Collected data

====================

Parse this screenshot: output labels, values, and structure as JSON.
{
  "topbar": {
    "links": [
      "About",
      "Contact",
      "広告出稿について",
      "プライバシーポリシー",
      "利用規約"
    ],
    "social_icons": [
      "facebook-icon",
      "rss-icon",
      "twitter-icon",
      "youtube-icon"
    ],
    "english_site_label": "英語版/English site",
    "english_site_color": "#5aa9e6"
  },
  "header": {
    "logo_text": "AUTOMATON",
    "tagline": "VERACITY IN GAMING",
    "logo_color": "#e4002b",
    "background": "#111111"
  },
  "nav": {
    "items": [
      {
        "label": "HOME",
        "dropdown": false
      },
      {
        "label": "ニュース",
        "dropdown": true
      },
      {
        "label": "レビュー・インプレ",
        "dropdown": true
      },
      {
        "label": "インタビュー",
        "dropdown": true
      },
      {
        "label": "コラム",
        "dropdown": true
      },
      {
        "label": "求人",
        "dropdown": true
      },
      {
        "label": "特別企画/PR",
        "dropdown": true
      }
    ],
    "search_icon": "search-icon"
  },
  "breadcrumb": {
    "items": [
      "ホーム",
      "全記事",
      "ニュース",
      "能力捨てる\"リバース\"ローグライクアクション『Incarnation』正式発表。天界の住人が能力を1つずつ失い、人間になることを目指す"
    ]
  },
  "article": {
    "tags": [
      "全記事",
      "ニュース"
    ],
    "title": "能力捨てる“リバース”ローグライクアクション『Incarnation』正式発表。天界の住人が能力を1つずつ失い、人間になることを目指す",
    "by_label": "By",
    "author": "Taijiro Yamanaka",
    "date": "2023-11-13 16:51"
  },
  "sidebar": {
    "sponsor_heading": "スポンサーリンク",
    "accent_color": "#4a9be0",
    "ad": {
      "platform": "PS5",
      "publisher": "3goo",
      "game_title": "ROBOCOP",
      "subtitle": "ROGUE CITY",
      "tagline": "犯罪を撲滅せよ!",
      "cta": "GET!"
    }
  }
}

====================

• [Aim] Copy all of the material word for word.

• [Right answer]
Parse this screenshot: output labels, values, and structure as JSON.
{
  "topbar": {
    "links": [
      "About",
      "Contact",
      "広告出稿について",
      "プライバシーポリシー",
      "利用規約"
    ],
    "social_icons": [
      "facebook-icon",
      "rss-icon",
      "twitter-icon",
      "youtube-icon"
    ],
    "english_site_label": "英語版/English site",
    "english_site_color": "#5aa9e6"
  },
  "header": {
    "logo_text": "AUTOMATON",
    "tagline": "VERACITY IN GAMING",
    "logo_color": "#e4002b",
    "background": "#111111"
  },
  "nav": {
    "items": [
      {
        "label": "HOME",
        "dropdown": false
      },
      {
        "label": "ニュース",
        "dropdown": true
      },
      {
        "label": "レビュー・インプレ",
        "dropdown": true
      },
      {
        "label": "インタビュー",
        "dropdown": true
      },
      {
        "label": "コラム",
        "dropdown": true
      },
      {
        "label": "求人",
        "dropdown": true
      },
      {
        "label": "特別企画/PR",
        "dropdown": true
      }
    ],
    "search_icon": "search-icon"
  },
  "breadcrumb": {
    "items": [
      "ホーム",
      "全記事",
      "ニュース",
      "能力捨てる\"リバース\"ローグライクアクション『Incarnation』正式発表。天界の住人が能力を1つずつ失い、人間になることを目指す"
    ]
  },
  "article": {
    "tags": [
      "全記事",
      "ニュース"
    ],
    "title": "能力捨てる“リバース”ローグライクアクション『Incarnation』正式発表。天界の住人が能力を1つずつ失い、人間になることを目指す",
    "by_label": "By",
    "author": "Taijiro Yamanaka",
    "date": "2023-11-13 16:51"
  },
  "sidebar": {
    "sponsor_heading": "スポンサーリンク",
    "accent_color": "#4a9be0",
    "ad": {
      "platform": "PS5",
      "publisher": "3goo",
      "game_title": "ROBOCOP",
      "subtitle": "ROGUE CITY",
      "tagline": "犯罪を撲滅せよ!",
      "cta": "GET!"
    }
  }
}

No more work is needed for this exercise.